> [Pedido A] No trecho sobre a culinária amazônica, qual ingrediente a chef Daniela Martins chama de seu queridinho?
> [Pedido B] Reproduza sem alterações a parte do trecho sobre a culinária amazônica que começa em "O que chama" e segue até "Brasil mais profundo.".

> [Trecho fornecido]
O que chama a atenção do chef Olivier é algo que os nossos cozinheiros locais já conhecem e preparam há muito tempo. Não apenas o tacacá, mas dezenas de outros pratos aqui elaborados mostram para o Brasil e para o mundo, de maneira simples e genuína, a riqueza dos ingredientes e das misturas que podem ser consumidas a partir dos insumos encontrados nessa terra. A chamada culinária amazônica é uma experiência indispensável para quem quer conhecer o Brasil mais profundo.
É exatamente assim que pensa a chef paraense Daniela Martins, de 49 anos. Com 17 anos de experiência, Daniela é filha de Paulo Martins, um dos primeiros cozinheiros a apresentar a gastronomia do Pará e da Amazônia para o mundo. Foi com o pai que Daniela deu os primeiros passos na cozinha. “Então, a minha formação é muito mais uma formação de vida do que de escola”, resume.
E, claro, foi com ele que Daniela aprendeu a apreciar os ingredientes locais, únicos, como o tucupi, que o chef francês Olivier Anquier tanto enaltece ao falar sobre a culinária brasileira. “Não tem como falar do Pará, da Amazônia, e não mencionar os nossos ingredientes. Nós temos inúmeros ingredientes especiais, que são únicos na Amazônia. O queridinho, para mim, é o tucupi, que é um sabor que explode na boca, um sabor completo, que vai do doce ao ácido. Eu digo que um bom tucupi é aquele que entra altamente ácido na boca e vai descendo adocicado. Então, sim, esse é um ingrediente que eu uso de forma clássica e, também, de forma autoral”, explica.

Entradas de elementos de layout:

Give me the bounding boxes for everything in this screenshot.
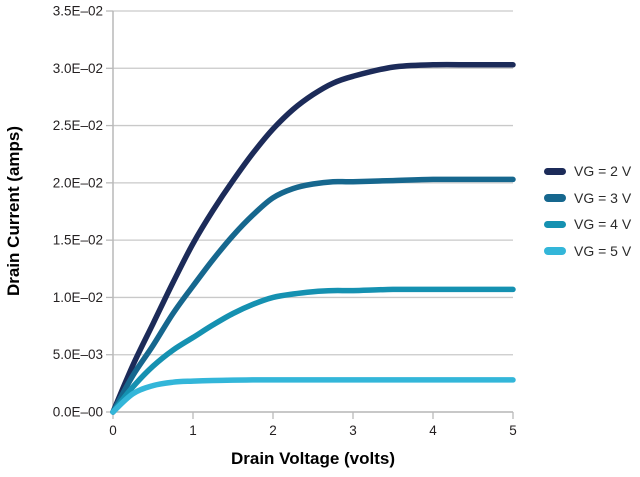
legend-swatch-icon <box>544 220 566 228</box>
x-axis-title: Drain Voltage (volts) <box>230 449 396 468</box>
y-tick-label: 1.5E–02 <box>53 233 103 248</box>
legend-label: VG = 3 V <box>574 189 632 206</box>
curves <box>110 61 516 415</box>
curve-vg-5-v <box>110 377 516 415</box>
y-tick-label: 5.0E–03 <box>53 347 103 362</box>
curve-vg-3-v <box>110 176 516 415</box>
legend-swatch-icon <box>544 194 566 202</box>
x-tick-label: 4 <box>429 423 437 438</box>
x-tick-label: 2 <box>269 423 277 438</box>
curve-vg-4-v <box>110 286 516 415</box>
legend-item: VG = 5 V <box>544 238 631 265</box>
legend-swatch-icon <box>544 247 566 255</box>
x-tick-label: 5 <box>509 423 517 438</box>
y-tick-label: 3.0E–02 <box>53 61 103 76</box>
y-tick-label: 0.0E–00 <box>53 405 103 420</box>
y-axis-title: Drain Current (amps) <box>4 125 23 297</box>
legend-label: VG = 4 V <box>574 216 632 233</box>
axes <box>112 11 513 413</box>
y-tick-label: 3.5E–02 <box>53 4 103 19</box>
x-tick-label: 0 <box>109 423 117 438</box>
legend-label: VG = 5 V <box>574 242 632 259</box>
y-tick-label: 2.0E–02 <box>53 175 103 190</box>
x-tick-label: 3 <box>349 423 357 438</box>
y-tick-label: 1.0E–02 <box>53 290 103 305</box>
y-tick-label: 2.5E–02 <box>53 118 103 133</box>
curve-vg-2-v <box>110 61 516 415</box>
legend-swatch-icon <box>544 167 566 175</box>
tick-labels: 0.0E–00 5.0E–03 1.0E–02 1.5E–02 2.0E–02 2.5E–… <box>53 4 517 439</box>
legend-item: VG = 3 V <box>544 185 631 212</box>
legend-item: VG = 4 V <box>544 211 631 238</box>
legend-item: VG = 2 V <box>544 158 631 185</box>
x-tick-label: 1 <box>189 423 197 438</box>
legend-label: VG = 2 V <box>574 163 632 180</box>
tick-marks <box>106 10 514 419</box>
legend: VG = 2 V VG = 3 V VG = 4 V VG = 5 V <box>544 158 631 264</box>
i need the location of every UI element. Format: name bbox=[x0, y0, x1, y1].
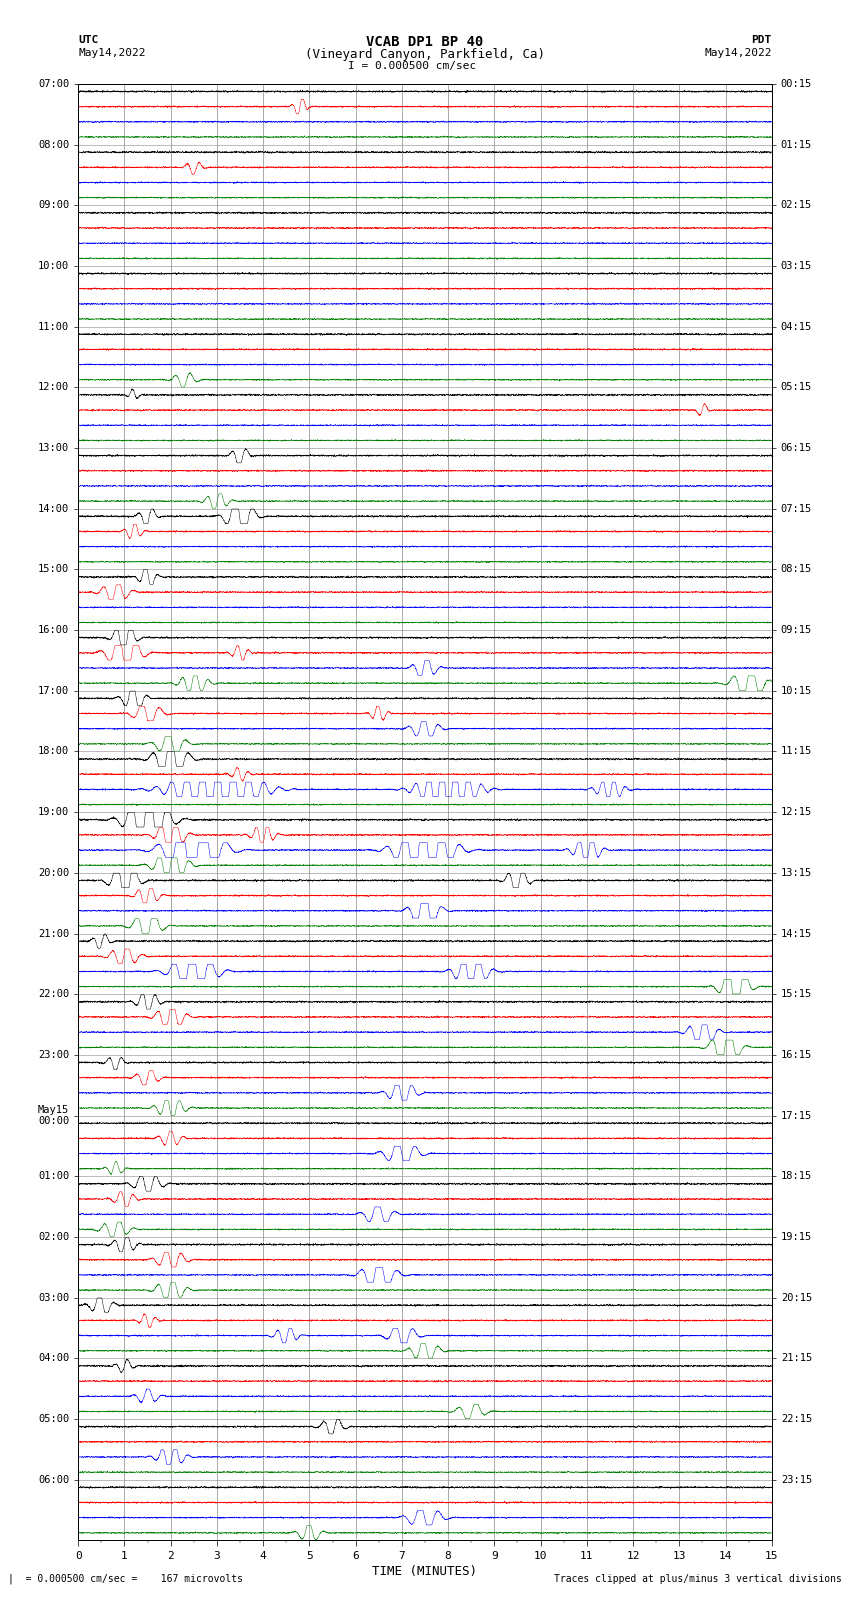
Text: May14,2022: May14,2022 bbox=[705, 48, 772, 58]
Text: UTC: UTC bbox=[78, 35, 99, 45]
Text: (Vineyard Canyon, Parkfield, Ca): (Vineyard Canyon, Parkfield, Ca) bbox=[305, 48, 545, 61]
Text: PDT: PDT bbox=[751, 35, 772, 45]
Text: VCAB DP1 BP 40: VCAB DP1 BP 40 bbox=[366, 35, 484, 50]
Text: I = 0.000500 cm/sec: I = 0.000500 cm/sec bbox=[348, 61, 476, 71]
X-axis label: TIME (MINUTES): TIME (MINUTES) bbox=[372, 1565, 478, 1578]
Text: Traces clipped at plus/minus 3 vertical divisions: Traces clipped at plus/minus 3 vertical … bbox=[553, 1574, 842, 1584]
Text: |  = 0.000500 cm/sec =    167 microvolts: | = 0.000500 cm/sec = 167 microvolts bbox=[8, 1573, 243, 1584]
Text: May14,2022: May14,2022 bbox=[78, 48, 145, 58]
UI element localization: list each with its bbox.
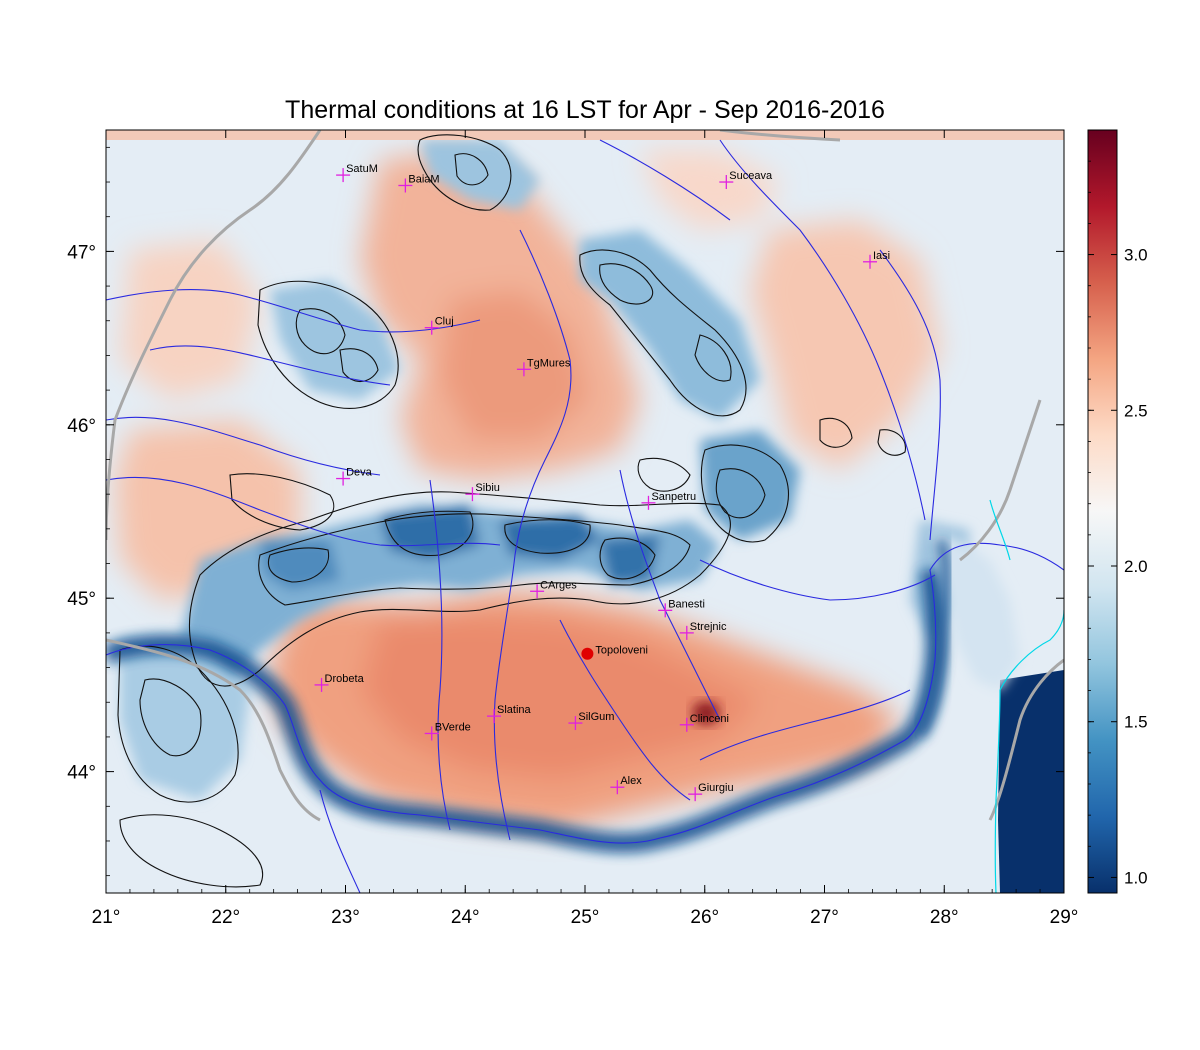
longitude-axis: 21° 22° 23° 24° 25° 26° 27° 28° 29° [92,130,1079,928]
lon-tick-label: 25° [571,907,600,928]
country-borders [106,130,1064,822]
station-label: Alex [620,775,642,787]
station-label: CArges [540,579,577,591]
lon-tick-label: 28° [930,907,959,928]
lat-tick-label: 47° [67,242,96,263]
station-slatina: Slatina [486,704,532,724]
lon-tick-label: 26° [690,907,719,928]
station-topoloveni: Topoloveni [581,645,648,660]
cb-tick-label: 2.0 [1124,557,1148,576]
station-tgmures: TgMures [516,357,571,377]
stations-layer: SatuM BaiaM Suceava Iasi Cluj TgMures Deva Sibi… [314,163,890,802]
lon-tick-label: 24° [451,907,480,928]
delta-area [930,530,1020,690]
station-label: Sibiu [475,482,499,494]
lon-tick-label: 21° [92,907,121,928]
station-sanpetru: Sanpetru [641,491,696,510]
station-bverde: BVerde [424,721,471,741]
station-label: Cluj [435,316,454,328]
black-sea [998,670,1064,893]
station-cluj: Cluj [424,316,454,335]
station-iasi: Iasi [863,250,890,269]
colorbar [1088,130,1117,893]
cb-tick-label: 1.0 [1124,868,1148,887]
cb-tick-label: 1.5 [1124,713,1148,732]
station-silgum: SilGum [568,711,614,731]
station-label: Slatina [497,704,532,716]
station-label: Suceava [729,170,773,182]
station-drobeta: Drobeta [314,673,365,692]
lon-tick-label: 23° [331,907,360,928]
station-satum: SatuM [336,163,378,183]
lon-tick-label: 29° [1050,907,1079,928]
station-deva: Deva [336,467,373,486]
map-plot-area [106,130,1064,893]
danube-lower-band [915,537,951,738]
lon-tick-label: 22° [211,907,240,928]
highlight-dot [581,647,594,660]
lat-tick-label: 44° [67,763,96,784]
lat-tick-label: 46° [67,416,96,437]
highlight-label: Topoloveni [595,645,648,657]
station-suceava: Suceava [719,170,773,190]
station-label: BaiaM [408,173,439,185]
colorbar-frame [1087,129,1118,894]
station-carges: CArges [530,579,577,599]
cb-tick-label: 2.5 [1124,401,1148,420]
latitude-axis: 44° 45° 46° 47° [67,146,1064,877]
station-label: Strejnic [690,621,727,633]
station-strejnic: Strejnic [679,621,727,640]
colorbar-ticks: 1.0 1.5 2.0 2.5 3.0 [1088,160,1148,887]
station-alex: Alex [610,775,642,795]
station-label: BVerde [435,721,471,733]
station-clinceni: Clinceni [679,713,729,732]
station-label: Iasi [873,250,890,262]
station-baiam: BaiaM [398,173,440,193]
lat-tick-label: 45° [67,589,96,610]
station-label: Clinceni [690,713,729,725]
terrain-contours [117,134,906,888]
station-giurgiu: Giurgiu [688,782,734,802]
station-sibiu: Sibiu [465,482,500,502]
station-label: SilGum [578,711,614,723]
station-label: Giurgiu [698,782,733,794]
cb-tick-label: 3.0 [1124,246,1148,265]
station-label: TgMures [527,357,571,369]
lon-tick-label: 27° [810,907,839,928]
map-title: Thermal conditions at 16 LST for Apr - S… [285,96,885,124]
station-label: Banesti [668,598,705,610]
station-label: SatuM [346,163,378,175]
coastline [989,499,1064,893]
station-label: Drobeta [325,673,365,685]
station-label: Sanpetru [651,491,696,503]
station-banesti: Banesti [658,598,705,618]
station-label: Deva [346,467,373,479]
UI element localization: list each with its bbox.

> [Resposta A] O tucupi.

> [Resposta B]
O que chama a atenção do chef Olivier é algo que os nossos cozinheiros locais já conhecem e preparam há muito tempo. Não apenas o tacacá, mas dezenas de outros pratos aqui elaborados mostram para o Brasil e para o mundo, de maneira simples e genuína, a riqueza dos ingredientes e das misturas que podem ser consumidas a partir dos insumos encontrados nessa terra. A chamada culinária amazônica é uma experiência indispensável para quem quer conhecer o Brasil mais profundo.